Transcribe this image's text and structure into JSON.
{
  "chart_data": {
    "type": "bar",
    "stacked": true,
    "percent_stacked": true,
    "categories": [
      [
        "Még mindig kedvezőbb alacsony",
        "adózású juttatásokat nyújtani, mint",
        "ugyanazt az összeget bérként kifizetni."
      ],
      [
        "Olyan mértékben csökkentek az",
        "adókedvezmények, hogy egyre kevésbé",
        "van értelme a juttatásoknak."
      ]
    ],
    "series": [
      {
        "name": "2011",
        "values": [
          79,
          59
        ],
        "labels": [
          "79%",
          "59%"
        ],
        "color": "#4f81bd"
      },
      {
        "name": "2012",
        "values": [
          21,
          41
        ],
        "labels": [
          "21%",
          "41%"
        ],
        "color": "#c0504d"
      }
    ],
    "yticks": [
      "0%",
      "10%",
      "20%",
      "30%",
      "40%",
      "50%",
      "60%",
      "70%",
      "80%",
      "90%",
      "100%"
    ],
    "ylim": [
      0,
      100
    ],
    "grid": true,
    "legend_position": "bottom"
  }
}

## DO THIS:
Say how many lines in the records hold "true", with the number as the whole reply.

## SOLUTION:
3